■ **WHAT TO PRODUCE**:
Copy every record below exactly.

— Start INFORMATION SUPPLIED —

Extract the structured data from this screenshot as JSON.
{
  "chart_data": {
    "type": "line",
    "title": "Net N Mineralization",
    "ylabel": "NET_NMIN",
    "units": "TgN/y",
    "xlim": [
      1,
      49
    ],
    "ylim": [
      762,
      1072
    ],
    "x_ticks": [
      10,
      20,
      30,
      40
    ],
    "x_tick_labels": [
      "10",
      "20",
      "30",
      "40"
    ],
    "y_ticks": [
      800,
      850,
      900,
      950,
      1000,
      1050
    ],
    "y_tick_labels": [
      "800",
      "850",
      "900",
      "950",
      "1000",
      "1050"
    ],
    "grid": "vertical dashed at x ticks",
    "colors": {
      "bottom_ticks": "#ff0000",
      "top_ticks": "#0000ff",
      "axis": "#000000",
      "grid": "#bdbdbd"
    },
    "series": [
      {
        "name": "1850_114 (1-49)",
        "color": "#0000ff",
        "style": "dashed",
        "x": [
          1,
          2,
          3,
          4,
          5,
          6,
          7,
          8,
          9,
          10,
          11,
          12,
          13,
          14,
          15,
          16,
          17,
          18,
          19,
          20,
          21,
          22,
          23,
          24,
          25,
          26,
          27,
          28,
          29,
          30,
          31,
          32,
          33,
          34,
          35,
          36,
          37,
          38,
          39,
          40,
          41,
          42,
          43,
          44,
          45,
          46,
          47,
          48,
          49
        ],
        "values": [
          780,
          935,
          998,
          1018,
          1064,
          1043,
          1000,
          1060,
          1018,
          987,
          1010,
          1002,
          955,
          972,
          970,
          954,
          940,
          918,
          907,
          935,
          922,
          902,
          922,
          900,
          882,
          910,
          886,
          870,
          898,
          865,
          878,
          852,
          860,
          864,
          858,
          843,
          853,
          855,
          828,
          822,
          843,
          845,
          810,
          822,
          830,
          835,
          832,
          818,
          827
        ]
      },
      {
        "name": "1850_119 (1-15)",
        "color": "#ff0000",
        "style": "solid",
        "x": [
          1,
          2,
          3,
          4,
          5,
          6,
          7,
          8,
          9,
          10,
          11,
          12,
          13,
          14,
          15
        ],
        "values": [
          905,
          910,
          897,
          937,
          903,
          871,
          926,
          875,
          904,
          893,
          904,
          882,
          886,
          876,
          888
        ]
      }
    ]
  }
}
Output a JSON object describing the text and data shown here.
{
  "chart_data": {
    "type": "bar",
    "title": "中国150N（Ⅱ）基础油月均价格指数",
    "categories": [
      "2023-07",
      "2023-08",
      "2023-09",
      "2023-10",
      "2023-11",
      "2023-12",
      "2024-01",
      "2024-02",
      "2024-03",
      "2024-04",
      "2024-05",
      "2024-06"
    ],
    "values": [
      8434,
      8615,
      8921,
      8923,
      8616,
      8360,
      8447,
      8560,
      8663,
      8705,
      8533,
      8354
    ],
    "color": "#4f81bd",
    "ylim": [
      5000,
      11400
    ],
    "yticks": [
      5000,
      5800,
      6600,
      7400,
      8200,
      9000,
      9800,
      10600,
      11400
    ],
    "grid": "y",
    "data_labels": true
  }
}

— End INFORMATION SUPPLIED —

■ **FINAL RESULT**:
Extract the structured data from this screenshot as JSON.
{
  "chart_data": {
    "type": "line",
    "title": "Net N Mineralization",
    "ylabel": "NET_NMIN",
    "units": "TgN/y",
    "xlim": [
      1,
      49
    ],
    "ylim": [
      762,
      1072
    ],
    "x_ticks": [
      10,
      20,
      30,
      40
    ],
    "x_tick_labels": [
      "10",
      "20",
      "30",
      "40"
    ],
    "y_ticks": [
      800,
      850,
      900,
      950,
      1000,
      1050
    ],
    "y_tick_labels": [
      "800",
      "850",
      "900",
      "950",
      "1000",
      "1050"
    ],
    "grid": "vertical dashed at x ticks",
    "colors": {
      "bottom_ticks": "#ff0000",
      "top_ticks": "#0000ff",
      "axis": "#000000",
      "grid": "#bdbdbd"
    },
    "series": [
      {
        "name": "1850_114 (1-49)",
        "color": "#0000ff",
        "style": "dashed",
        "x": [
          1,
          2,
          3,
          4,
          5,
          6,
          7,
          8,
          9,
          10,
          11,
          12,
          13,
          14,
          15,
          16,
          17,
          18,
          19,
          20,
          21,
          22,
          23,
          24,
          25,
          26,
          27,
          28,
          29,
          30,
          31,
          32,
          33,
          34,
          35,
          36,
          37,
          38,
          39,
          40,
          41,
          42,
          43,
          44,
          45,
          46,
          47,
          48,
          49
        ],
        "values": [
          780,
          935,
          998,
          1018,
          1064,
          1043,
          1000,
          1060,
          1018,
          987,
          1010,
          1002,
          955,
          972,
          970,
          954,
          940,
          918,
          907,
          935,
          922,
          902,
          922,
          900,
          882,
          910,
          886,
          870,
          898,
          865,
          878,
          852,
          860,
          864,
          858,
          843,
          853,
          855,
          828,
          822,
          843,
          845,
          810,
          822,
          830,
          835,
          832,
          818,
          827
        ]
      },
      {
        "name": "1850_119 (1-15)",
        "color": "#ff0000",
        "style": "solid",
        "x": [
          1,
          2,
          3,
          4,
          5,
          6,
          7,
          8,
          9,
          10,
          11,
          12,
          13,
          14,
          15
        ],
        "values": [
          905,
          910,
          897,
          937,
          903,
          871,
          926,
          875,
          904,
          893,
          904,
          882,
          886,
          876,
          888
        ]
      }
    ]
  }
}
Output a JSON object describing the text and data shown here.
{
  "chart_data": {
    "type": "bar",
    "title": "中国150N（Ⅱ）基础油月均价格指数",
    "categories": [
      "2023-07",
      "2023-08",
      "2023-09",
      "2023-10",
      "2023-11",
      "2023-12",
      "2024-01",
      "2024-02",
      "2024-03",
      "2024-04",
      "2024-05",
      "2024-06"
    ],
    "values": [
      8434,
      8615,
      8921,
      8923,
      8616,
      8360,
      8447,
      8560,
      8663,
      8705,
      8533,
      8354
    ],
    "color": "#4f81bd",
    "ylim": [
      5000,
      11400
    ],
    "yticks": [
      5000,
      5800,
      6600,
      7400,
      8200,
      9000,
      9800,
      10600,
      11400
    ],
    "grid": "y",
    "data_labels": true
  }
}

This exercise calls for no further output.